• [Written exercise]:
Every line holding the string "twitch" should be gathered.

• [Available records]:
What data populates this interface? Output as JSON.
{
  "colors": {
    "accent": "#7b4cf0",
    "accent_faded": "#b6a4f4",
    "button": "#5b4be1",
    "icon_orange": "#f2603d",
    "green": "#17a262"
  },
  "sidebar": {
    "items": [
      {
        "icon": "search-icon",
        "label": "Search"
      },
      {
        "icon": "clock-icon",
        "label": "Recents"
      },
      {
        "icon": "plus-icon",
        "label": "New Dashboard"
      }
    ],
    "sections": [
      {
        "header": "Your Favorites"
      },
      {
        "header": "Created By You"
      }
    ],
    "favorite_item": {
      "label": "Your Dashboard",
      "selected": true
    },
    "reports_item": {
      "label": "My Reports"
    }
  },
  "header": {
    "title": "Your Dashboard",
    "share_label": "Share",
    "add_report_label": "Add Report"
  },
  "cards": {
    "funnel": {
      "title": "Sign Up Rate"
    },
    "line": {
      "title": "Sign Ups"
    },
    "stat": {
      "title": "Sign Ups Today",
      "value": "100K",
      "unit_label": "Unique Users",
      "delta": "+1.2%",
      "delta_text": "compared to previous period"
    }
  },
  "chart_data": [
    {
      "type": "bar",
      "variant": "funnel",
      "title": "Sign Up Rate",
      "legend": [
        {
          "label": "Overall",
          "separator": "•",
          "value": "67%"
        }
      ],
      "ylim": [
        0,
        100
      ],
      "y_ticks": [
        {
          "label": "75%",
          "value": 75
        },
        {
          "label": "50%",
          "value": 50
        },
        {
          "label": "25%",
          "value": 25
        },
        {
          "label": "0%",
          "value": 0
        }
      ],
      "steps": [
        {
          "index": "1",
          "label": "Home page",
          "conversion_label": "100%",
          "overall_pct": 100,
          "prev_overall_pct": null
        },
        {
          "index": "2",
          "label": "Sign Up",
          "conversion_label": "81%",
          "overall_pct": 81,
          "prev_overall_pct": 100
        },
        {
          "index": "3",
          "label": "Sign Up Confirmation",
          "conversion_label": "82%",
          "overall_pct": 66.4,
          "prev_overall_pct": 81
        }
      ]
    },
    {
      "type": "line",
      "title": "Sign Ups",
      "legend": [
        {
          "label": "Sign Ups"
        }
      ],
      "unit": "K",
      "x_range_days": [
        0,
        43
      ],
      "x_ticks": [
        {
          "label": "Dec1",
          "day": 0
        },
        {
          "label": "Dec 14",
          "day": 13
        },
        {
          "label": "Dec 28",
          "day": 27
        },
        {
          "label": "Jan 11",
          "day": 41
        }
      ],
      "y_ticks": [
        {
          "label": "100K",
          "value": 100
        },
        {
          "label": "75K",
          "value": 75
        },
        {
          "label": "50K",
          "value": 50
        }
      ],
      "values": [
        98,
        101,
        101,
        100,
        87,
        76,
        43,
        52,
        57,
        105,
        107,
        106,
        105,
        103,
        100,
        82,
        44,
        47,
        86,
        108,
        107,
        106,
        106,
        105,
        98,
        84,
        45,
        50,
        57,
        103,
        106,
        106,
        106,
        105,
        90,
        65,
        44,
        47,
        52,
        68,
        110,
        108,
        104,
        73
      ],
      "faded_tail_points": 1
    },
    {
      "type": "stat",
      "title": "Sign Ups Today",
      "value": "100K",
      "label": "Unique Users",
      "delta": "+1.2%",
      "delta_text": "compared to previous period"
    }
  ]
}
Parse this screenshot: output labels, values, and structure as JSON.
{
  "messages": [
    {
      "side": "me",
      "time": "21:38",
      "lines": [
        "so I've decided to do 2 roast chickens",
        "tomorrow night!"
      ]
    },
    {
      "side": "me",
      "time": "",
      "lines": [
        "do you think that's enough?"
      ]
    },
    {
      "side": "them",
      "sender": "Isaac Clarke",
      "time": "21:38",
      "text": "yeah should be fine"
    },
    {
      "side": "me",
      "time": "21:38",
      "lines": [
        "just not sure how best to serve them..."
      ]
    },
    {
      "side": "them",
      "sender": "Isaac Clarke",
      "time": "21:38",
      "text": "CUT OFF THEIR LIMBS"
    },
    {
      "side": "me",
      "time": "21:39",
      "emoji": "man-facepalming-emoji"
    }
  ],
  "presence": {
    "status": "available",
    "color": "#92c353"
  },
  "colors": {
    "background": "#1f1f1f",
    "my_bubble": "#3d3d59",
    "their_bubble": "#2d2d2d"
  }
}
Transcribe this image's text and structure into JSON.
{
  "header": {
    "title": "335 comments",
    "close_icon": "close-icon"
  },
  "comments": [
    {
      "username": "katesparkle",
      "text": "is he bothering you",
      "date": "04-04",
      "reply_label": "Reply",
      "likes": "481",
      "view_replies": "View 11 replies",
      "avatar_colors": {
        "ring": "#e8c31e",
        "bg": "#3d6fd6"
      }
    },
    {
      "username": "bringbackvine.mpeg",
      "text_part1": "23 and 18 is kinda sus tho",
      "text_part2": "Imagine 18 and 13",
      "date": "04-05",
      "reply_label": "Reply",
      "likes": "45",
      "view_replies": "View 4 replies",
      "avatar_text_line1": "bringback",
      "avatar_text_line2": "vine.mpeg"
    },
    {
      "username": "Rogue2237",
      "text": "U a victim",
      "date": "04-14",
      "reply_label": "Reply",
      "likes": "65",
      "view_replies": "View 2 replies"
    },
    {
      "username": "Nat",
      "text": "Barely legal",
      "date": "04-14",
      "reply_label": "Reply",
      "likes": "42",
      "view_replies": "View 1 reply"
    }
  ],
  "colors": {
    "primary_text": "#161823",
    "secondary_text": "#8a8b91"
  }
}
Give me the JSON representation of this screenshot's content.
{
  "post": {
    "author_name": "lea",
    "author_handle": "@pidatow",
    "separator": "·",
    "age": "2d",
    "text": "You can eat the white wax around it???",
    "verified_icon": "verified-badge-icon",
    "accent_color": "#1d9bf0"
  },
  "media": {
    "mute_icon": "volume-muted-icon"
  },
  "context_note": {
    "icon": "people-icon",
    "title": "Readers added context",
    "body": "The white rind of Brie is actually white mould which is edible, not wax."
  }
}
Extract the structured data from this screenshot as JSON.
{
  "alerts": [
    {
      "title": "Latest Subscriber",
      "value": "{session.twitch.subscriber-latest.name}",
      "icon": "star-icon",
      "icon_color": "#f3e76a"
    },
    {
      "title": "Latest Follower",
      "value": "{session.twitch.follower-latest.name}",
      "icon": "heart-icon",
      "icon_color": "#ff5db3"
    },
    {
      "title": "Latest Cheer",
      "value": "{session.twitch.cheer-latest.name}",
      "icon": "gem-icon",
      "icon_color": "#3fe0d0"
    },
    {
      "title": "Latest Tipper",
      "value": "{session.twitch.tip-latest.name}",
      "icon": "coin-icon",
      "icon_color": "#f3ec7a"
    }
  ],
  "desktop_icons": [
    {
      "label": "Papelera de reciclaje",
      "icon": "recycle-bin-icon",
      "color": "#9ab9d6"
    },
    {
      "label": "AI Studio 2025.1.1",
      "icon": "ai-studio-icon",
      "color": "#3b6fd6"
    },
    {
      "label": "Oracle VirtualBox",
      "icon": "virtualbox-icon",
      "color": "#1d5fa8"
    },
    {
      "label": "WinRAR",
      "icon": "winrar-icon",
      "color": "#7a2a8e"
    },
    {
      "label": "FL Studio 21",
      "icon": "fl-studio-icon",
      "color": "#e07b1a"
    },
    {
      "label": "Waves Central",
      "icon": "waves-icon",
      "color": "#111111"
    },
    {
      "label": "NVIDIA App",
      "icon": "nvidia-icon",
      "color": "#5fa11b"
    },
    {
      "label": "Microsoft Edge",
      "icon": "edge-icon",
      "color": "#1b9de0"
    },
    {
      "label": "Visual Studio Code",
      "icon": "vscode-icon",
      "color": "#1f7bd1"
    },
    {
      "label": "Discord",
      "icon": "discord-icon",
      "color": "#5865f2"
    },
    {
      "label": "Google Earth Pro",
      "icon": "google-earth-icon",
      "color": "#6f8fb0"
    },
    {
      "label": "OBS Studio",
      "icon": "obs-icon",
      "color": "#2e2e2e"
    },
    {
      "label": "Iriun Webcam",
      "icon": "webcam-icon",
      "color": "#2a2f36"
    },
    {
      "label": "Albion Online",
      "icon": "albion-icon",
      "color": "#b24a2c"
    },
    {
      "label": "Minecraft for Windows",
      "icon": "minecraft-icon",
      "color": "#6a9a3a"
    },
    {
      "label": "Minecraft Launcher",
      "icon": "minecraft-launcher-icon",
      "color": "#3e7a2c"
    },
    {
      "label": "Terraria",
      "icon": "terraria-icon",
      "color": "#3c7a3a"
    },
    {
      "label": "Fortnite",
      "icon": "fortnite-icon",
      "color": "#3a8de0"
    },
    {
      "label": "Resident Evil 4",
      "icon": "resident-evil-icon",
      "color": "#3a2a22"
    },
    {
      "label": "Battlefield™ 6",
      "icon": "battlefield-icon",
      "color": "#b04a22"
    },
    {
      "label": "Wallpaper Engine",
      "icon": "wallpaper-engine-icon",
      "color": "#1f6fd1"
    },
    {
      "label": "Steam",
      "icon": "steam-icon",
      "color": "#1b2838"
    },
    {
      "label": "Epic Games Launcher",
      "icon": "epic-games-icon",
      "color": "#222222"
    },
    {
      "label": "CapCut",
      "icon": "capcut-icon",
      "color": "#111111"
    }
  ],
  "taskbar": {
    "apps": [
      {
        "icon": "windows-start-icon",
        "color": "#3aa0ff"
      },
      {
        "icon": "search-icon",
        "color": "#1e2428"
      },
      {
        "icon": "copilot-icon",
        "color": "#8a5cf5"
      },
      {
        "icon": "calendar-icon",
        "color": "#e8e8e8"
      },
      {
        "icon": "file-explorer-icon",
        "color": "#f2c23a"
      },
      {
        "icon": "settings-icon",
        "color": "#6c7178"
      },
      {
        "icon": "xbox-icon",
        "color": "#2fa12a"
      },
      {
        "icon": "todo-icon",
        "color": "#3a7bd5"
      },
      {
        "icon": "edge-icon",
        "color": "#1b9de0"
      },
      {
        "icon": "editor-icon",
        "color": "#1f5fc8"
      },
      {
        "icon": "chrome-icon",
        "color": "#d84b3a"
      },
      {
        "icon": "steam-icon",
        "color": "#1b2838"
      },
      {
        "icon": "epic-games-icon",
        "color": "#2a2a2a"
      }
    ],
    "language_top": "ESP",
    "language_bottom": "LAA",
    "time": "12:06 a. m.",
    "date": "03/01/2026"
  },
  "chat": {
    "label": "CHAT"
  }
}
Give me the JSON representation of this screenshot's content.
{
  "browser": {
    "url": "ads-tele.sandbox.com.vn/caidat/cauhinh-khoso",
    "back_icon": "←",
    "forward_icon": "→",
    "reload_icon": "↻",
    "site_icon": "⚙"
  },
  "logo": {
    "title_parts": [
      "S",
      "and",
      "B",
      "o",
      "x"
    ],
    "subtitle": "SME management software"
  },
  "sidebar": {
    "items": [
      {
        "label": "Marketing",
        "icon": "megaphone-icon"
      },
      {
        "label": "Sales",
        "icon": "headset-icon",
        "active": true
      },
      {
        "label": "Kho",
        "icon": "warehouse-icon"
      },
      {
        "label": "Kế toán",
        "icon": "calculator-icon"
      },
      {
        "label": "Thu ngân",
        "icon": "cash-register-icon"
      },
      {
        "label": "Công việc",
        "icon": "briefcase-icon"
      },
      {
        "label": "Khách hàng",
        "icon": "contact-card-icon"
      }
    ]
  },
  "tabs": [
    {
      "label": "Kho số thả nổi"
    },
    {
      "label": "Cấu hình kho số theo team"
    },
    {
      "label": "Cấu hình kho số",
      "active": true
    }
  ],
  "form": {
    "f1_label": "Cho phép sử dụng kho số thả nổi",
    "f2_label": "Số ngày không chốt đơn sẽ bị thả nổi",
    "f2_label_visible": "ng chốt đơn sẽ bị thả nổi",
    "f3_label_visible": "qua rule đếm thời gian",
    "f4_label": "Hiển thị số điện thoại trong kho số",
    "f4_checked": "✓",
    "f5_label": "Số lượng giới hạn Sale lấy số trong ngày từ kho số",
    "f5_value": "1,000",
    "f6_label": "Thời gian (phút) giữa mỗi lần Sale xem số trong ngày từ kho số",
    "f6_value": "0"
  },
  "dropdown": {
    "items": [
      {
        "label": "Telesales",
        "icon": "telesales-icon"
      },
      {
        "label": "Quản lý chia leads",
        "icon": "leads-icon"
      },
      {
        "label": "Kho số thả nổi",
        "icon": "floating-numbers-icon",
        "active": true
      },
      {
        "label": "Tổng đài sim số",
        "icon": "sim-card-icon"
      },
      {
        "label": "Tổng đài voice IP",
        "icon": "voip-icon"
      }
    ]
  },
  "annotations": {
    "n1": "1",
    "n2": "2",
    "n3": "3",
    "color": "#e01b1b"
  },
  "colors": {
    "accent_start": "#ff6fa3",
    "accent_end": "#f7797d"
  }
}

• [Problem solution]:
      "value": "{session.twitch.subscriber-latest.name}",
      "value": "{session.twitch.follower-latest.name}",
      "value": "{session.twitch.cheer-latest.name}",
      "value": "{session.twitch.tip-latest.name}",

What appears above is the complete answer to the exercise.